• **WORK TO DO**
Put the lines of the material into a JSON list of strings, one string per line, leaving out any blank lines. Begin at the line that contains "question-10-stem: 10.如图是内燃机的能流图，其中对（1）和（2）最恰当的表述是（ ）" and stop after the line that contains "fuel-label-line2: (1)能 [127,822,149,832]".

• **Element boundary records**
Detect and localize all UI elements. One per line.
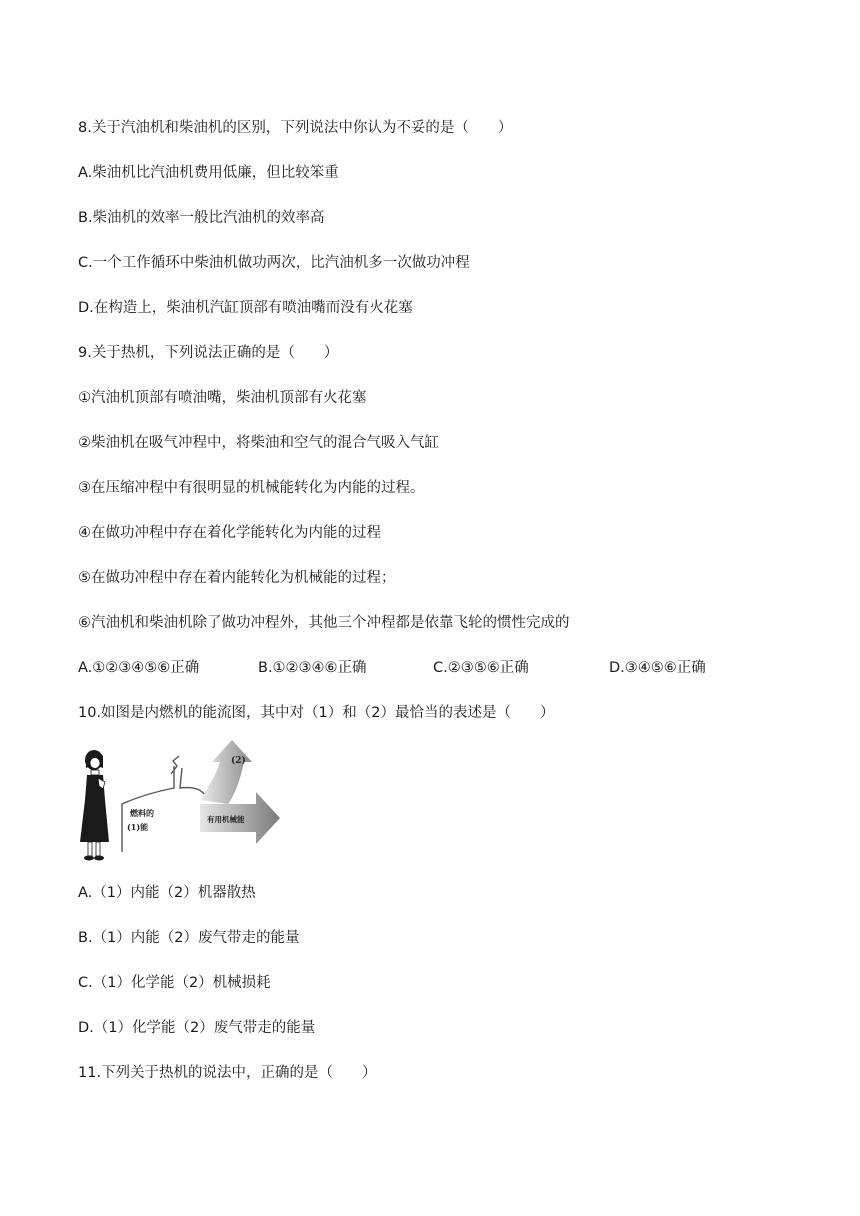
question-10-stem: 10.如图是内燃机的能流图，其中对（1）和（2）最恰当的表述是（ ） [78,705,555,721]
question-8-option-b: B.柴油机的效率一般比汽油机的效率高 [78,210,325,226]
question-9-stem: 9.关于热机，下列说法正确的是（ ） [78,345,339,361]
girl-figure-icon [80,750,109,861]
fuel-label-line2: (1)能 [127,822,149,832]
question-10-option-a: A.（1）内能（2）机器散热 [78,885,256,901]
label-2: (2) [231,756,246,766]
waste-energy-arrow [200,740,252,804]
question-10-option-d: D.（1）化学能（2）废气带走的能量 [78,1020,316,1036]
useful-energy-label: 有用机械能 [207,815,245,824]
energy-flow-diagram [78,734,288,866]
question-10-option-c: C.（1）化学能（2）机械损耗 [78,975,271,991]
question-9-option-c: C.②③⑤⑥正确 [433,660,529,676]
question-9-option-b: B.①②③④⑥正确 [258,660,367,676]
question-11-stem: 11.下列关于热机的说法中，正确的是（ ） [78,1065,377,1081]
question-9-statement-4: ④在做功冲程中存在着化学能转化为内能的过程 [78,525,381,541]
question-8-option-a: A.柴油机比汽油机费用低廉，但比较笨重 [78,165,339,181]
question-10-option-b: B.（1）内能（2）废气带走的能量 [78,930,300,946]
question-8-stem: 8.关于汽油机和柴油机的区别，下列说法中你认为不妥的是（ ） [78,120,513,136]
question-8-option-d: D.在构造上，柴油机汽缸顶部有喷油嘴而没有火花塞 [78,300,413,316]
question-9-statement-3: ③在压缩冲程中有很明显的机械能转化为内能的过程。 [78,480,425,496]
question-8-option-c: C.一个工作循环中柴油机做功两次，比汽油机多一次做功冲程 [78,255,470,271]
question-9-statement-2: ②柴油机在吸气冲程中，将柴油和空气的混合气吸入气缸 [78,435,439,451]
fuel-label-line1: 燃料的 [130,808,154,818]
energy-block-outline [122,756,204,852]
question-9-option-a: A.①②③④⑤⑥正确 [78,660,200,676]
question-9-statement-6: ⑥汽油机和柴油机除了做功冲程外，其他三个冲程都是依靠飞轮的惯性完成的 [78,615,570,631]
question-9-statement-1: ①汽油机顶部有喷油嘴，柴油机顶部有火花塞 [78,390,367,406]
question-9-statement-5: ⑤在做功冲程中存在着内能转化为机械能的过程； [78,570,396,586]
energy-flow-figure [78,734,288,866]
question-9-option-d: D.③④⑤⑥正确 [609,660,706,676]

• **ANSWER TO THE PROBLEM**
[
  "question-10-stem: 10.如图是内燃机的能流图，其中对（1）和（2）最恰当的表述是（ ） [78,705,555,721]",
  "question-8-option-b: B.柴油机的效率一般比汽油机的效率高 [78,210,325,226]",
  "question-9-stem: 9.关于热机，下列说法正确的是（ ） [78,345,339,361]",
  "girl-figure-icon [80,750,109,861]",
  "fuel-label-line2: (1)能 [127,822,149,832]"
]